YOUR TASK |
Where does the word "Active" occur in the entries below? Copy every line that has it.

RECORDS FOR THIS TASK |
══════

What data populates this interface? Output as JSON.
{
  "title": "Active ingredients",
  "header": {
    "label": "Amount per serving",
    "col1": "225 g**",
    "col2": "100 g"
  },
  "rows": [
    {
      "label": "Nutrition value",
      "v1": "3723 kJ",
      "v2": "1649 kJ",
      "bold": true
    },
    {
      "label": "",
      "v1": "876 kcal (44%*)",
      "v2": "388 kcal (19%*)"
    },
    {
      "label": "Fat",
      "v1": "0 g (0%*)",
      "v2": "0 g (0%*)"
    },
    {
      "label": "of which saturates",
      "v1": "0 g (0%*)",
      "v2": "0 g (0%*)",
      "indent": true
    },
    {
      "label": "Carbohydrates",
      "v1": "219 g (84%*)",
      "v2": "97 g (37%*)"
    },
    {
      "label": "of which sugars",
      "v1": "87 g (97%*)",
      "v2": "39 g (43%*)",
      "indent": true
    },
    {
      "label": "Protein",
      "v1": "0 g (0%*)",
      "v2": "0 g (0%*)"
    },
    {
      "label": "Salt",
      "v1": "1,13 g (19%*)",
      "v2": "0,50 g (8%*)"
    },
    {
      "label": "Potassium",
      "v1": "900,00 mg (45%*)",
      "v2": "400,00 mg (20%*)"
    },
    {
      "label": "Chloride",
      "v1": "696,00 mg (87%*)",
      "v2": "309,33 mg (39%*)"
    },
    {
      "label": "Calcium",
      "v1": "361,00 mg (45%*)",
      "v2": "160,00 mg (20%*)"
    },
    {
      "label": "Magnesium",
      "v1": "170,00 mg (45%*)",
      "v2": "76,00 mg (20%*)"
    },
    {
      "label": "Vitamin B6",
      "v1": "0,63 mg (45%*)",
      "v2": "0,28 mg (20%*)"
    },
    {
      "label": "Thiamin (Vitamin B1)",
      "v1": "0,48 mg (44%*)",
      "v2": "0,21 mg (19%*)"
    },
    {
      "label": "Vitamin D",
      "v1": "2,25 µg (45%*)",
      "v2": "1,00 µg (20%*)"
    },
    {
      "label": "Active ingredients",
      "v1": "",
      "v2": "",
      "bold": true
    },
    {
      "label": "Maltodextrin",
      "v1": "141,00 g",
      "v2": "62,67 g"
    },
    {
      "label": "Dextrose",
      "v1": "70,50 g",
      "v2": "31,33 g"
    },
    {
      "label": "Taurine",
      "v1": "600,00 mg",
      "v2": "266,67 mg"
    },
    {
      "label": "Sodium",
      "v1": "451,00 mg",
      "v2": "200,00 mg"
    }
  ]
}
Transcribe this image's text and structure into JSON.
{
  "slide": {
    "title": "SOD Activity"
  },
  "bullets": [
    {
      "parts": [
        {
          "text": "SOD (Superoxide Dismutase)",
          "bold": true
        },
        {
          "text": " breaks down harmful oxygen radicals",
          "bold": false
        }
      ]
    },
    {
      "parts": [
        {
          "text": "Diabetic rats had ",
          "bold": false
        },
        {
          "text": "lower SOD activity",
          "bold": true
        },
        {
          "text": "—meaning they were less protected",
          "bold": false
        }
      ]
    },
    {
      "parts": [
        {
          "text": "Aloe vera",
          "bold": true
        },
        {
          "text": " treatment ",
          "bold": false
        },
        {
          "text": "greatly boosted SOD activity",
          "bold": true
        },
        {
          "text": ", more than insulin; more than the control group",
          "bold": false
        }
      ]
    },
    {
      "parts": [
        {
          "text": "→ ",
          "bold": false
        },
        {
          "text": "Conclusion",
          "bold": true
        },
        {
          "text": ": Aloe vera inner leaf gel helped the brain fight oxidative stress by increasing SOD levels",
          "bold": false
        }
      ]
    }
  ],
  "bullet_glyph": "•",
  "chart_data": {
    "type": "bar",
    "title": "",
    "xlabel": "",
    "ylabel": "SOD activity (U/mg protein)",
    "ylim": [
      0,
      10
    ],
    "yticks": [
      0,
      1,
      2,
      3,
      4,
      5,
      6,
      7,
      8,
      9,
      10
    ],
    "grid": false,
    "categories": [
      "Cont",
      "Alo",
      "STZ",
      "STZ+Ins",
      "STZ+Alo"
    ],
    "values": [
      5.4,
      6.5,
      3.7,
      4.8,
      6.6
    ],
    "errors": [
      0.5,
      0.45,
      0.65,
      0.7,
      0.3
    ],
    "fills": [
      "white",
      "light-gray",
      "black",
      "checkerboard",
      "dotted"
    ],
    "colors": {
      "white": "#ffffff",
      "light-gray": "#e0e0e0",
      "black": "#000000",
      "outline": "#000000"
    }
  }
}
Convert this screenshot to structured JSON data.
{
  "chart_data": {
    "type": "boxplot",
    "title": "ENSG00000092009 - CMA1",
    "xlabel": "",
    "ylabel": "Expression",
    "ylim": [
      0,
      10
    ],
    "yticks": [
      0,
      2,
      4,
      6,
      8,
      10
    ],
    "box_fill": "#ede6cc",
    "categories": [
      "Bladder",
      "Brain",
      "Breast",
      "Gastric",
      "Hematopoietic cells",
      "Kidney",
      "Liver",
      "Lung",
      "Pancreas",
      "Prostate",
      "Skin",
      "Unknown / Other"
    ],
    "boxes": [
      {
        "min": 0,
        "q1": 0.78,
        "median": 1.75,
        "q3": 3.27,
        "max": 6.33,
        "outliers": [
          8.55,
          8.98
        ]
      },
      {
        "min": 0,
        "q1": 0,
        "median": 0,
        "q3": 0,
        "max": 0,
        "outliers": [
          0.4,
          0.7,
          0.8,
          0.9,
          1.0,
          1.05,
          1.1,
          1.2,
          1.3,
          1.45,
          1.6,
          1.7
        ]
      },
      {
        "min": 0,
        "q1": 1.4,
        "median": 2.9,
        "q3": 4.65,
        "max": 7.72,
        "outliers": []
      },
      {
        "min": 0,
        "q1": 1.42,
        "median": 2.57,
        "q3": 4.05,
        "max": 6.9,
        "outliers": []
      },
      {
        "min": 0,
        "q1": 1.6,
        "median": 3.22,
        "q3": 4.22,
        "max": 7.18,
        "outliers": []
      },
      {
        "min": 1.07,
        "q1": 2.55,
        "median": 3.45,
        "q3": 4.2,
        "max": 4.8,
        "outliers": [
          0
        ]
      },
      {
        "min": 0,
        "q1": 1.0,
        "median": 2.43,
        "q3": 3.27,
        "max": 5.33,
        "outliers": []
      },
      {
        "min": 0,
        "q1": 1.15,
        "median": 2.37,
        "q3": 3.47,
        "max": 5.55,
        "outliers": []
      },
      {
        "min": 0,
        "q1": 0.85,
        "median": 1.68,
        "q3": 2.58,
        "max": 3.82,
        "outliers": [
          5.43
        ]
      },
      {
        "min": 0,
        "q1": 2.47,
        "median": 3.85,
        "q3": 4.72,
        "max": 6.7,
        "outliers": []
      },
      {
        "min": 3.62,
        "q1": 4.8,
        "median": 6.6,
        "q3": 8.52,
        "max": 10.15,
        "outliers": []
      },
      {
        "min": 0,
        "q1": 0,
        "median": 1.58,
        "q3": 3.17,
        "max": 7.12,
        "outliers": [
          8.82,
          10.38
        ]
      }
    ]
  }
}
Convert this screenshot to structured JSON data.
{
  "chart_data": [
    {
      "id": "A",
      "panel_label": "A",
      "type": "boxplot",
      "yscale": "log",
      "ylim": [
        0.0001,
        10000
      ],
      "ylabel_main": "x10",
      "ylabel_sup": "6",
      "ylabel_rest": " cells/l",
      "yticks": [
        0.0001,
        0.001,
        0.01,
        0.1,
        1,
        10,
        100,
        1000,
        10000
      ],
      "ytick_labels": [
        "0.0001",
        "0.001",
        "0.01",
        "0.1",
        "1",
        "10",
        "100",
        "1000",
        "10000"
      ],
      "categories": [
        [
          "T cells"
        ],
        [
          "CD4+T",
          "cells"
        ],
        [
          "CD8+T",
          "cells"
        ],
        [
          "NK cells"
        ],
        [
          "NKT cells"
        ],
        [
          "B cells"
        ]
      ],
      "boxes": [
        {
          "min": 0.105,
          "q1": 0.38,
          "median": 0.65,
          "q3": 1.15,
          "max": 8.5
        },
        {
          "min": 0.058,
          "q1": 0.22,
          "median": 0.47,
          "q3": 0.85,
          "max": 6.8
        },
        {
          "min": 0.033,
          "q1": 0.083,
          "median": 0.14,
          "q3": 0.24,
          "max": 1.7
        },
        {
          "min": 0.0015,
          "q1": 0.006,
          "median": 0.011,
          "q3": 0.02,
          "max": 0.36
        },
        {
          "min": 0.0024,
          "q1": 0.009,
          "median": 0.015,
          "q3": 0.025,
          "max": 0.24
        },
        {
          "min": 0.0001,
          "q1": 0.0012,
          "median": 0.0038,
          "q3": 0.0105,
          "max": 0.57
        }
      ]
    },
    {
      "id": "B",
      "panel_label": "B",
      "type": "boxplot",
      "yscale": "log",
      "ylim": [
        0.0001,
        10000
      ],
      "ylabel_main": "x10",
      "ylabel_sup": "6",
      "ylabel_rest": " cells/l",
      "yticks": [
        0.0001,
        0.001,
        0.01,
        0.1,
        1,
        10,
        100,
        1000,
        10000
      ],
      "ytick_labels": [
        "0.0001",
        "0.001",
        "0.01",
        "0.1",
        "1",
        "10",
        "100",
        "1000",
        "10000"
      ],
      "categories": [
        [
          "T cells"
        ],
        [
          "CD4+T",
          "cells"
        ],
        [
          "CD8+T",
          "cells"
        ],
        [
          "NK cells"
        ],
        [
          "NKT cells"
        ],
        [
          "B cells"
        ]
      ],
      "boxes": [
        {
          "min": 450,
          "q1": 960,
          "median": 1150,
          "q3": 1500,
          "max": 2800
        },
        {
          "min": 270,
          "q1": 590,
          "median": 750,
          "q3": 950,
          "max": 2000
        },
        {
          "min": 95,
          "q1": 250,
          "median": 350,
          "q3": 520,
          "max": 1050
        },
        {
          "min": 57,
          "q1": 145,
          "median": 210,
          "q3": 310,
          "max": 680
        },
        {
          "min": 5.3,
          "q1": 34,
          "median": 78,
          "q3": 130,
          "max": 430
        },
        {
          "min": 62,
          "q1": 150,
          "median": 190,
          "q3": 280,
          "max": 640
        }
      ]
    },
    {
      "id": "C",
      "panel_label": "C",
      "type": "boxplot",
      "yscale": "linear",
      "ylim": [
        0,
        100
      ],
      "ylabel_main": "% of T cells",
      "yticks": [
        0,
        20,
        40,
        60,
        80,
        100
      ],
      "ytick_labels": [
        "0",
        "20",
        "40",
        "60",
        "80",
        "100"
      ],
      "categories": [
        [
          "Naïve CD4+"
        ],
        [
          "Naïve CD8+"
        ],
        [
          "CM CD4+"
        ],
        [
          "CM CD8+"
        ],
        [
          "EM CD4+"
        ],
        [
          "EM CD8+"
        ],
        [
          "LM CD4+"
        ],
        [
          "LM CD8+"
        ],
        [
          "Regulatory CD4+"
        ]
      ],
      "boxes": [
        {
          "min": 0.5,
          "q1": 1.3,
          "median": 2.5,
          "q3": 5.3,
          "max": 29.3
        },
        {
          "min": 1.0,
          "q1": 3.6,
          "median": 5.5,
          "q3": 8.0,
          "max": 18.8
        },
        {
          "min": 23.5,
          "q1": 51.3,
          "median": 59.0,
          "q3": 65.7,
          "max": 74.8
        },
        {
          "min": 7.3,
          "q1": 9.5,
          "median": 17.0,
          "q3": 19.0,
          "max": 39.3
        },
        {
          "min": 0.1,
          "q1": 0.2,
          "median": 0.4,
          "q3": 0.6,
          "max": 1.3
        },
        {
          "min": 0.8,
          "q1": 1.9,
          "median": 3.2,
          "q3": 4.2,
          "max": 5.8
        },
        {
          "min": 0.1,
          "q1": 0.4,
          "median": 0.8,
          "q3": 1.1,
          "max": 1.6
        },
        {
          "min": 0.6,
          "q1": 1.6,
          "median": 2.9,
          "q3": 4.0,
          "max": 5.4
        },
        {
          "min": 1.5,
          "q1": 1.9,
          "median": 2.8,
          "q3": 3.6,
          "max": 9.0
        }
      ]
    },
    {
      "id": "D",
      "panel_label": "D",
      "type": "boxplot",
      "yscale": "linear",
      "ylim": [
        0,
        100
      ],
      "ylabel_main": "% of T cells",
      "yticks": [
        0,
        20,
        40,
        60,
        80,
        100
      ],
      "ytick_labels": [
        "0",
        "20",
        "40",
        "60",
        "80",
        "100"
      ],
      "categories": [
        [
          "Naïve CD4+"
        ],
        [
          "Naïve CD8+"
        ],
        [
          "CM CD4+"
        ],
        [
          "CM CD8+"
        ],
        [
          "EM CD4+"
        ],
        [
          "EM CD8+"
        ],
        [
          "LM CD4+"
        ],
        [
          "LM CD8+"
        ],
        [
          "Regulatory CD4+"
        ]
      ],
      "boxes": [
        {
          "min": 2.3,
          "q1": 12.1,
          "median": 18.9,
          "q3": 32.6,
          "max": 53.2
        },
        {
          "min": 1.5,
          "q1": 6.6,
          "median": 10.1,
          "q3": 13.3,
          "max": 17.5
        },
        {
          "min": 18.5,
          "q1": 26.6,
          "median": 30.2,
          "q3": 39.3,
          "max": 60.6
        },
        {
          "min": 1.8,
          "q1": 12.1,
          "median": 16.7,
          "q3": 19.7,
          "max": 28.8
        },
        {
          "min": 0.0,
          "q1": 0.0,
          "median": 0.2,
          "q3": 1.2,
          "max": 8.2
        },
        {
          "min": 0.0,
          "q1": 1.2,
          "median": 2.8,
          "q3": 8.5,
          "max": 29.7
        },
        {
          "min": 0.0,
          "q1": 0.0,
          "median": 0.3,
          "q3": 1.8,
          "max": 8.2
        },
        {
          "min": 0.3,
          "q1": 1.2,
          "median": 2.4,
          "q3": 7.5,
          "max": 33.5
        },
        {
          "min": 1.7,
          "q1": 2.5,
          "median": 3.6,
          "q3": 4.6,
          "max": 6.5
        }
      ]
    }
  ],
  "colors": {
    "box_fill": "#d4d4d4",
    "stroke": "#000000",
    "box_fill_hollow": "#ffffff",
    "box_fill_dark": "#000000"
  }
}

══════

REPLY |
  "title": "Active ingredients",
      "label": "Active ingredients",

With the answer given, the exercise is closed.